__Work required__:
Reproduce all of the material word for word.

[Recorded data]
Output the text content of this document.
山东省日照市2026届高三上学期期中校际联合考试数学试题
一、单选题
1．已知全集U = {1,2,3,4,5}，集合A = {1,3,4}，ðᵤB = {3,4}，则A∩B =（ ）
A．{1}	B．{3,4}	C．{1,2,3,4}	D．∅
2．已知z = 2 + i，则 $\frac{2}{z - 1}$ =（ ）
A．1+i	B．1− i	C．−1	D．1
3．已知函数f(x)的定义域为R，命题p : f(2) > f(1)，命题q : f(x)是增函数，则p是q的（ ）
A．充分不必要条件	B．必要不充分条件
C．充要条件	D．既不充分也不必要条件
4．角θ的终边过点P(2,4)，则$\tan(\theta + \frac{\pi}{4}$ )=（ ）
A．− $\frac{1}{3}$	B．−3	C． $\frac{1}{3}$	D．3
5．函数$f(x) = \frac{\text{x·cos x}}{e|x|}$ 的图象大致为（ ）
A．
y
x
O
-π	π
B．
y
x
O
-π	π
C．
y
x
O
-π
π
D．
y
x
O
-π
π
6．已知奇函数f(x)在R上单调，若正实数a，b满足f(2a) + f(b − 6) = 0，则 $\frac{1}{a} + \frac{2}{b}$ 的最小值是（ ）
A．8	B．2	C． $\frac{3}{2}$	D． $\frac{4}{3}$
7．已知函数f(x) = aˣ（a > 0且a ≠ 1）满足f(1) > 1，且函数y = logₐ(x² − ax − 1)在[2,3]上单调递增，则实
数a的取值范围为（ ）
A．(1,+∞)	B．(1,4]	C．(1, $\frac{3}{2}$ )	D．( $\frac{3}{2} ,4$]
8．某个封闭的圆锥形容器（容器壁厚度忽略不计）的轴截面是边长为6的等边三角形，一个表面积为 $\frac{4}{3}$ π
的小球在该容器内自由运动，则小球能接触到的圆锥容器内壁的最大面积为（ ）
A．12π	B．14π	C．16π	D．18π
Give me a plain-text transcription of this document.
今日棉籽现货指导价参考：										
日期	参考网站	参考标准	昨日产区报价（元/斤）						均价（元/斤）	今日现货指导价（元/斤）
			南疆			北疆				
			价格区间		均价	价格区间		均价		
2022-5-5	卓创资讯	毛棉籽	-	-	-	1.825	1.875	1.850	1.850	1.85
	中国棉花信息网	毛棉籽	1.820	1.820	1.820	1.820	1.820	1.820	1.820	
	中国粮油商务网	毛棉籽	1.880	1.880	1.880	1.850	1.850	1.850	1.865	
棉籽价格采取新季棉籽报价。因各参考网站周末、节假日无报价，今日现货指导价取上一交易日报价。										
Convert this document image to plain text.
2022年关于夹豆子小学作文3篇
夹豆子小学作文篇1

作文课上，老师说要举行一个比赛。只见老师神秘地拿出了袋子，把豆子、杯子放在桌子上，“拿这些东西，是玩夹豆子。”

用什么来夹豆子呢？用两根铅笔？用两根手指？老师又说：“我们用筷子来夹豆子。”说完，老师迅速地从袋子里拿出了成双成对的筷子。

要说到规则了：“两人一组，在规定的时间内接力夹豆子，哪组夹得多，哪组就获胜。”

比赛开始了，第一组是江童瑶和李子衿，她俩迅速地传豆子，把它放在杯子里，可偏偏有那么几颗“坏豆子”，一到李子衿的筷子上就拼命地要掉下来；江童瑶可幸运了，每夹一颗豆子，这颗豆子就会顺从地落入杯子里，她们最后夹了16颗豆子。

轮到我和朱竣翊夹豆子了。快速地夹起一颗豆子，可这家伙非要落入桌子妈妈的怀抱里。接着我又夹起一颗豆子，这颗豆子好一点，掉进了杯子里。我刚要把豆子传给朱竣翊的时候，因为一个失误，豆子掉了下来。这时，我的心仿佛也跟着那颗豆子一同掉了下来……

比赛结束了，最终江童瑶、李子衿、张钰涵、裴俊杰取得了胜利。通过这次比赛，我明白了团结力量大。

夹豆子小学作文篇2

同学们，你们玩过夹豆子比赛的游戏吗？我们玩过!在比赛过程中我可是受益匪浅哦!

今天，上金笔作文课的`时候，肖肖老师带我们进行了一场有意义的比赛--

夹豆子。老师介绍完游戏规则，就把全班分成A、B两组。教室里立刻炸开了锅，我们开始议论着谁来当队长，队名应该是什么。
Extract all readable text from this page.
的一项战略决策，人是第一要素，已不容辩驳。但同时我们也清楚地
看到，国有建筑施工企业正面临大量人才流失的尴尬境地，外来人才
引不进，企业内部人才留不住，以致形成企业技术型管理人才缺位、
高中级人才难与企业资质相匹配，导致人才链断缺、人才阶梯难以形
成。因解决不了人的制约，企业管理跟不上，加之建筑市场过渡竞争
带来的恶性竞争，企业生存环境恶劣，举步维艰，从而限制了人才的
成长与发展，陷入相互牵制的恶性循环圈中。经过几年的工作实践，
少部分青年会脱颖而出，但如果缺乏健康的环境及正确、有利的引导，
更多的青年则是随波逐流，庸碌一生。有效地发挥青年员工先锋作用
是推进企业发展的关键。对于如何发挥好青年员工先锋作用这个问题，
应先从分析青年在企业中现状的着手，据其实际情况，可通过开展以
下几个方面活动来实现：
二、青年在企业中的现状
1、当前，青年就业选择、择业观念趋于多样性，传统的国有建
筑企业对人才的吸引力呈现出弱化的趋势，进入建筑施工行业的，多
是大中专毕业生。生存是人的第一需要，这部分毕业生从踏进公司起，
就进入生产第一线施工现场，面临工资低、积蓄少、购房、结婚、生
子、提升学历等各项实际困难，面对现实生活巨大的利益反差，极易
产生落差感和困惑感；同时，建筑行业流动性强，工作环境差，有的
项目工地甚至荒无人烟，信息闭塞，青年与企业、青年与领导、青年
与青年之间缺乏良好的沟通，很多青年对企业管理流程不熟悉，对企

__Correct answer__:
Output the text content of this document.
山东省日照市2026届高三上学期期中校际联合考试数学试题
一、单选题
1．已知全集U = {1,2,3,4,5}，集合A = {1,3,4}，ðᵤB = {3,4}，则A∩B =（ ）
A．{1}	B．{3,4}	C．{1,2,3,4}	D．∅
2．已知z = 2 + i，则 $\frac{2}{z - 1}$ =（ ）
A．1+i	B．1− i	C．−1	D．1
3．已知函数f(x)的定义域为R，命题p : f(2) > f(1)，命题q : f(x)是增函数，则p是q的（ ）
A．充分不必要条件	B．必要不充分条件
C．充要条件	D．既不充分也不必要条件
4．角θ的终边过点P(2,4)，则$\tan(\theta + \frac{\pi}{4}$ )=（ ）
A．− $\frac{1}{3}$	B．−3	C． $\frac{1}{3}$	D．3
5．函数$f(x) = \frac{\text{x·cos x}}{e|x|}$ 的图象大致为（ ）
A．
y
x
O
-π	π
B．
y
x
O
-π	π
C．
y
x
O
-π
π
D．
y
x
O
-π
π
6．已知奇函数f(x)在R上单调，若正实数a，b满足f(2a) + f(b − 6) = 0，则 $\frac{1}{a} + \frac{2}{b}$ 的最小值是（ ）
A．8	B．2	C． $\frac{3}{2}$	D． $\frac{4}{3}$
7．已知函数f(x) = aˣ（a > 0且a ≠ 1）满足f(1) > 1，且函数y = logₐ(x² − ax − 1)在[2,3]上单调递增，则实
数a的取值范围为（ ）
A．(1,+∞)	B．(1,4]	C．(1, $\frac{3}{2}$ )	D．( $\frac{3}{2} ,4$]
8．某个封闭的圆锥形容器（容器壁厚度忽略不计）的轴截面是边长为6的等边三角形，一个表面积为 $\frac{4}{3}$ π
的小球在该容器内自由运动，则小球能接触到的圆锥容器内壁的最大面积为（ ）
A．12π	B．14π	C．16π	D．18π
Give me a plain-text transcription of this document.
今日棉籽现货指导价参考：										
日期	参考网站	参考标准	昨日产区报价（元/斤）						均价（元/斤）	今日现货指导价（元/斤）
			南疆			北疆				
			价格区间		均价	价格区间		均价		
2022-5-5	卓创资讯	毛棉籽	-	-	-	1.825	1.875	1.850	1.850	1.85
	中国棉花信息网	毛棉籽	1.820	1.820	1.820	1.820	1.820	1.820	1.820	
	中国粮油商务网	毛棉籽	1.880	1.880	1.880	1.850	1.850	1.850	1.865	
棉籽价格采取新季棉籽报价。因各参考网站周末、节假日无报价，今日现货指导价取上一交易日报价。										
Convert this document image to plain text.
2022年关于夹豆子小学作文3篇
夹豆子小学作文篇1

作文课上，老师说要举行一个比赛。只见老师神秘地拿出了袋子，把豆子、杯子放在桌子上，“拿这些东西，是玩夹豆子。”

用什么来夹豆子呢？用两根铅笔？用两根手指？老师又说：“我们用筷子来夹豆子。”说完，老师迅速地从袋子里拿出了成双成对的筷子。

要说到规则了：“两人一组，在规定的时间内接力夹豆子，哪组夹得多，哪组就获胜。”

比赛开始了，第一组是江童瑶和李子衿，她俩迅速地传豆子，把它放在杯子里，可偏偏有那么几颗“坏豆子”，一到李子衿的筷子上就拼命地要掉下来；江童瑶可幸运了，每夹一颗豆子，这颗豆子就会顺从地落入杯子里，她们最后夹了16颗豆子。

轮到我和朱竣翊夹豆子了。快速地夹起一颗豆子，可这家伙非要落入桌子妈妈的怀抱里。接着我又夹起一颗豆子，这颗豆子好一点，掉进了杯子里。我刚要把豆子传给朱竣翊的时候，因为一个失误，豆子掉了下来。这时，我的心仿佛也跟着那颗豆子一同掉了下来……

比赛结束了，最终江童瑶、李子衿、张钰涵、裴俊杰取得了胜利。通过这次比赛，我明白了团结力量大。

夹豆子小学作文篇2

同学们，你们玩过夹豆子比赛的游戏吗？我们玩过!在比赛过程中我可是受益匪浅哦!

今天，上金笔作文课的`时候，肖肖老师带我们进行了一场有意义的比赛--

夹豆子。老师介绍完游戏规则，就把全班分成A、B两组。教室里立刻炸开了锅，我们开始议论着谁来当队长，队名应该是什么。
Extract all readable text from this page.
的一项战略决策，人是第一要素，已不容辩驳。但同时我们也清楚地
看到，国有建筑施工企业正面临大量人才流失的尴尬境地，外来人才
引不进，企业内部人才留不住，以致形成企业技术型管理人才缺位、
高中级人才难与企业资质相匹配，导致人才链断缺、人才阶梯难以形
成。因解决不了人的制约，企业管理跟不上，加之建筑市场过渡竞争
带来的恶性竞争，企业生存环境恶劣，举步维艰，从而限制了人才的
成长与发展，陷入相互牵制的恶性循环圈中。经过几年的工作实践，
少部分青年会脱颖而出，但如果缺乏健康的环境及正确、有利的引导，
更多的青年则是随波逐流，庸碌一生。有效地发挥青年员工先锋作用
是推进企业发展的关键。对于如何发挥好青年员工先锋作用这个问题，
应先从分析青年在企业中现状的着手，据其实际情况，可通过开展以
下几个方面活动来实现：
二、青年在企业中的现状
1、当前，青年就业选择、择业观念趋于多样性，传统的国有建
筑企业对人才的吸引力呈现出弱化的趋势，进入建筑施工行业的，多
是大中专毕业生。生存是人的第一需要，这部分毕业生从踏进公司起，
就进入生产第一线施工现场，面临工资低、积蓄少、购房、结婚、生
子、提升学历等各项实际困难，面对现实生活巨大的利益反差，极易
产生落差感和困惑感；同时，建筑行业流动性强，工作环境差，有的
项目工地甚至荒无人烟，信息闭塞，青年与企业、青年与领导、青年
与青年之间缺乏良好的沟通，很多青年对企业管理流程不熟悉，对企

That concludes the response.